■ **WHAT TO WORK ON**
1. In the passage on Neil Young after Harvest, why did Young follow that album with records that went the opposite way? Answer in one to three sentences.
2. Carry the passage on Neil Young after Harvest forward, starting right after its last sentence.

■ **READING PASSAGE**
--- Begin ---

He followed the smash success of Harvest with two albums that intentionally and perversely went in an opposite direction. As he wrote in the Decade liner notes recalling how the popularity of “Heart of Gold” changed him: “This song put me in the middle of the road. Travelling there soon became a bore so I headed for the ditch. A rougher ride but I saw more interesting people there.”
Young went out with his recording band (he’d christened them the “Stray Gators”) on an ambitious stadium tour to promote Harvest in 1973, but it did not go well. Rhythm guitarist Danny Whitten (founder and leader of Crazy Horse) was too strung out on heroin to play, and Neil Young dismissed him from rehearsals. Young received a call that night telling him that Whitten, a close friend and creative collaborator, had overdosed and died. Drummer Kenny Buttrey demanded an exorbitant salary for lost session work and then proved unable to play to Young’s standards in the tour’s cavernous venues and was replaced. Young balanced the Harvest material with new, darker, less radio-friendly material which audiences did not warm to (to understand their reaction listen to “Old Man” and then “Yonder Stands The Sinner”). Recordings from this tour became Harvest’s followup, the 1973 album Time Fades Away (Young intentionally kept it out of print for decades).

--- End ---

■ **DATA SEGMENT**

--- Begin ---

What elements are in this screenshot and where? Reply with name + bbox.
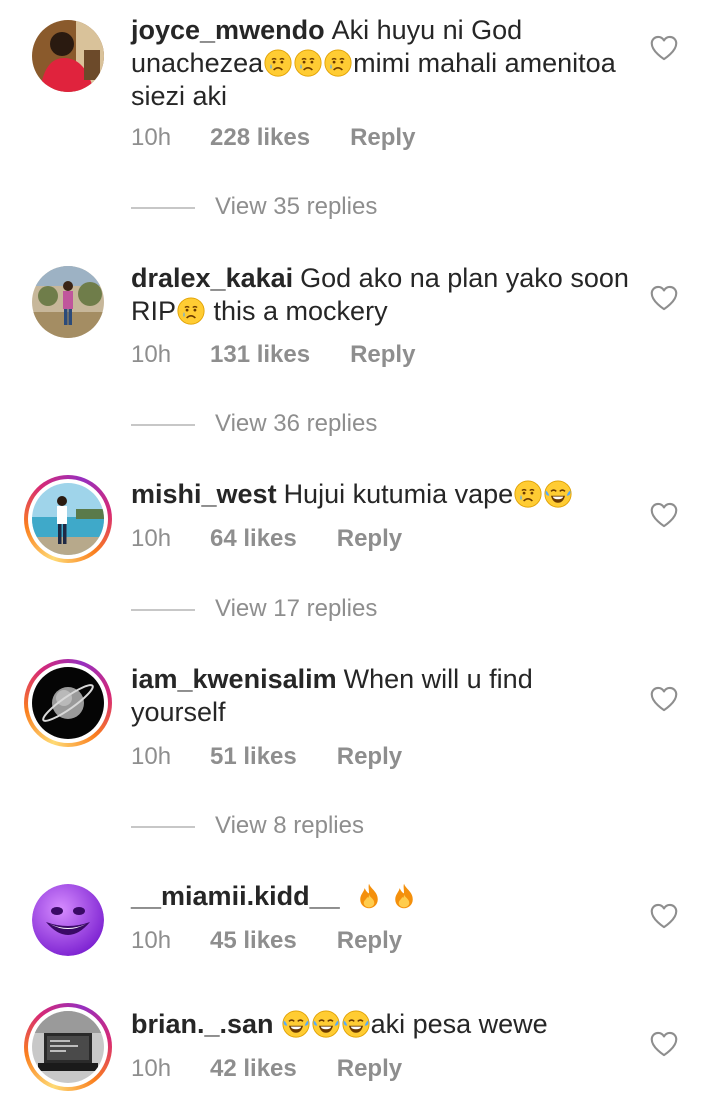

--- End ---

■ **OUTPUTS IN ORDER**
1. Young recalled that the popularity of "Heart of Gold" put him in the middle of the road, and traveling there soon became a bore, so he headed for the ditch. It was a rougher ride, but he saw more interesting people there.

2.
Shortly after the Times Fades Away tour, Young’s friend and roadie Bruce Berry died of an overdose of heroin, a drug to which he had been introduced by Danny Whitten. Grief and despair welled up, combined with depression and the feeling that the unfulfilled promise of the 1960’s (ala the wave passage in Hunter S. Thompson’s Fear And Loathing In Las Vegas) had given way to loss and drug-fueled misery; the song set that became Tonight’s the Night was born in mid-1973. The album cover is perfect for the content: Neil in black and white hiding behind long hair, a beard, and shades (at night) on a black background. The album (my favorite of his), was recorded in a series of all-night Irish wakes with a band he dubbed “the Santa Monica Flyers.” It is raw, the performances plainly drunken, and he shelved it without release.
After a late-1973 tour of the unreleased Tonight material, Neil Young bottomed out. His next record, On The Beach, though also dark and introspective, is more disillusionment than despair. It was savaged by critics and sold poorly, but it is a masterpiece, and though he held it out of print for years because of poor sound fidelity, Neil knew it. Having spent two years in the ditch (together these three albums would come to be called his “ditch trilogy”) he was ready to return to the road with Crosby, Stills, and Nash.
The CSNY reunion tour lasted through much of the second half of 1974 (my father saw them in New Jersey on August 9; an ecstatic Crosby broke the news of Nixon’s resignation to the audience over the loudspeaker). Though the quartet planned to record a sequel to their 1970 debut Deja Vu, to be titled Human Highway, the project failed to advance beyond a few sessions (their label ultimately released a compilation, So Far, in its place). Instead, Young wrote and recorded new material on the road and in his home studio.
Some time in 1974, Young’s relationship with Carrie Snodgress ended, and she left with their son Zeke. Snodgress had been a muse for Young even before they met in person: the Harvest cut “A Man Needs A Maid” is plainly about how he fell in love with her. The penultimate track on On the Beach, titled “Motion Pictures (For Carrie),” ends with Young delivering the lines “I’m deep inside myself, but I’ll get out somehow, and I’ll stand before you, and I’ll bring a smile to your face.”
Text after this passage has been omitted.